(What is needed): Filter these entries so that only lines with the word "JSON" remain.

(Data for this task):
════════════════

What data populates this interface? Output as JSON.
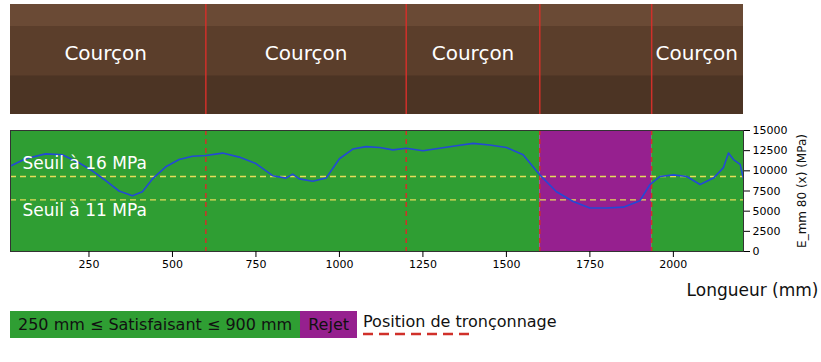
{
  "chart_data": {
    "type": "line",
    "x_label": "Longueur (mm)",
    "y_label": "E_mm 80 (x) (MPa)",
    "xlim": [
      15,
      2210
    ],
    "xticks": [
      250,
      500,
      750,
      1000,
      1250,
      1500,
      1750,
      2000
    ],
    "ylim": [
      0,
      15000
    ],
    "yticks": [
      0,
      2500,
      5000,
      7500,
      10000,
      12500,
      15000
    ],
    "x": [
      15,
      60,
      120,
      170,
      220,
      260,
      300,
      340,
      380,
      410,
      440,
      480,
      520,
      560,
      600,
      650,
      700,
      750,
      800,
      840,
      860,
      880,
      920,
      960,
      1000,
      1040,
      1080,
      1120,
      1160,
      1200,
      1250,
      1300,
      1350,
      1400,
      1450,
      1500,
      1550,
      1600,
      1650,
      1700,
      1750,
      1800,
      1850,
      1900,
      1930,
      1960,
      2000,
      2040,
      2080,
      2120,
      2150,
      2165,
      2180,
      2200,
      2210
    ],
    "values": [
      10600,
      11500,
      12100,
      12000,
      11000,
      10000,
      8800,
      7500,
      6900,
      7400,
      9000,
      10500,
      11400,
      11800,
      11900,
      12200,
      11700,
      10900,
      9400,
      9100,
      9600,
      9000,
      8700,
      9100,
      11500,
      12700,
      13000,
      12900,
      12600,
      12800,
      12500,
      12800,
      13100,
      13400,
      13200,
      12900,
      12000,
      9500,
      7400,
      6200,
      5400,
      5400,
      5500,
      6300,
      8300,
      9300,
      9500,
      9300,
      8300,
      9100,
      10400,
      12200,
      11400,
      10800,
      9000
    ],
    "color": "#2349d6",
    "thresholds": [
      {
        "label": "Seuil à 16 MPa",
        "value": 9300,
        "color": "#e6dc5a"
      },
      {
        "label": "Seuil à 11 MPa",
        "value": 6400,
        "color": "#e6dc5a"
      }
    ],
    "zones": [
      {
        "name": "250 mm ≤ Satisfaisant ≤ 900 mm",
        "color": "#2f9e33",
        "segments": [
          [
            15,
            1600
          ],
          [
            1935,
            2210
          ]
        ]
      },
      {
        "name": "Rejet",
        "color": "#96208f",
        "segments": [
          [
            1600,
            1935
          ]
        ]
      }
    ],
    "cuts": {
      "name": "Position de tronçonnage",
      "color": "#d0302a",
      "values": [
        600,
        1200,
        1600,
        1935
      ]
    },
    "sections": [
      {
        "label": "Courçon",
        "x": 300
      },
      {
        "label": "Courçon",
        "x": 900
      },
      {
        "label": "Courçon",
        "x": 1400
      },
      {
        "label": "Courçon",
        "x": 2070
      }
    ]
  }
}
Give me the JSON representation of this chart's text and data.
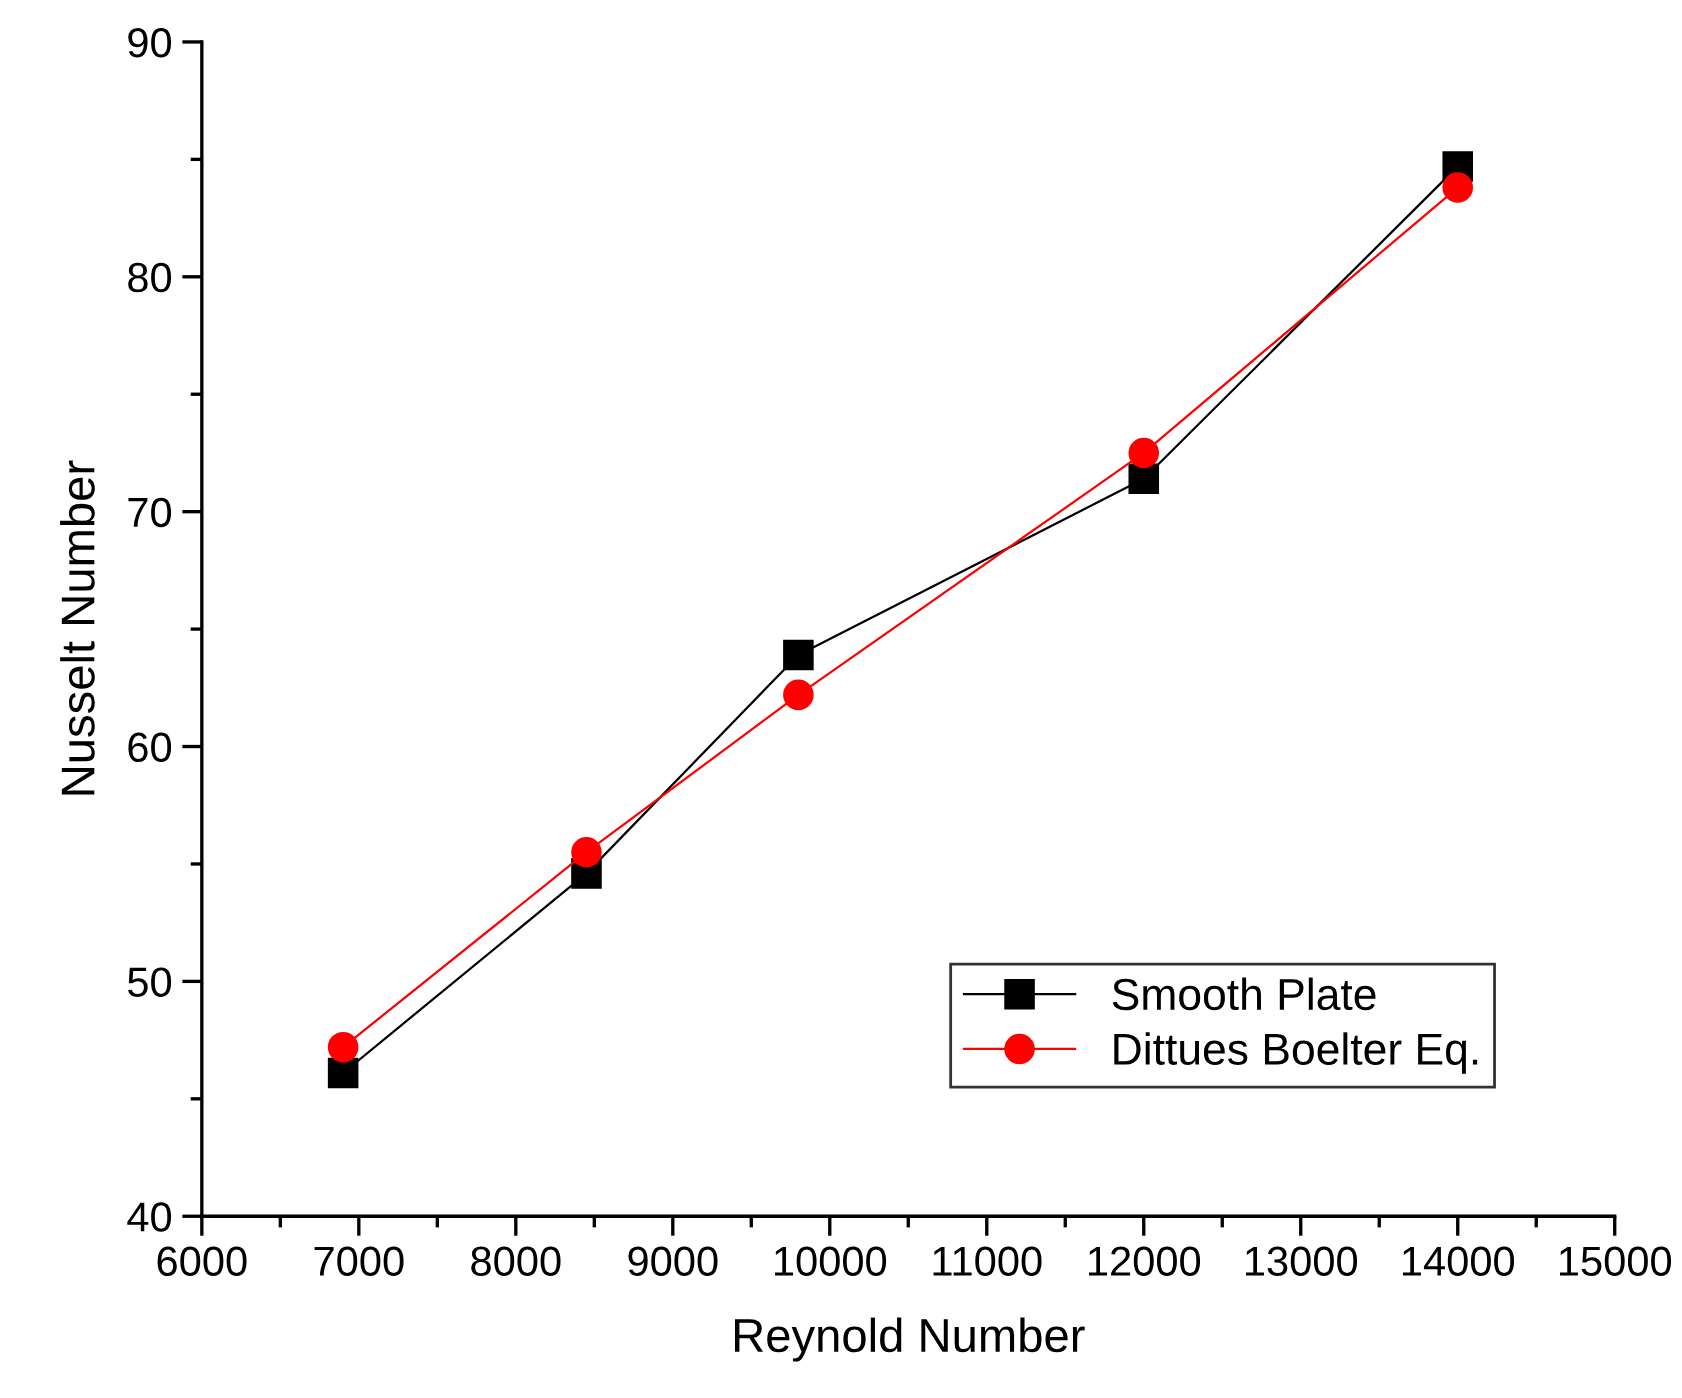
{
  "chart_data": {
    "type": "line",
    "xlabel": "Reynold Number",
    "ylabel": "Nusselt Number",
    "x": [
      6900,
      8450,
      9800,
      12000,
      14000
    ],
    "series": [
      {
        "name": "Smooth Plate",
        "color": "#000000",
        "marker": "square",
        "values": [
          46.1,
          54.6,
          63.9,
          71.4,
          84.7
        ]
      },
      {
        "name": "Dittues Boelter Eq.",
        "color": "#ff0000",
        "marker": "circle",
        "values": [
          47.2,
          55.5,
          62.2,
          72.5,
          83.8
        ]
      }
    ],
    "xlim": [
      6000,
      15000
    ],
    "xticks": [
      6000,
      7000,
      8000,
      9000,
      10000,
      11000,
      12000,
      13000,
      14000,
      15000
    ],
    "ylim": [
      40,
      90
    ],
    "yticks": [
      40,
      50,
      60,
      70,
      80,
      90
    ],
    "grid": false,
    "legend": "bottom right",
    "line_style": "solid"
  }
}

════════════════

(Exercise response):
What data populates this interface? Output as JSON.
Give me the JSON representation of this chart's text and data.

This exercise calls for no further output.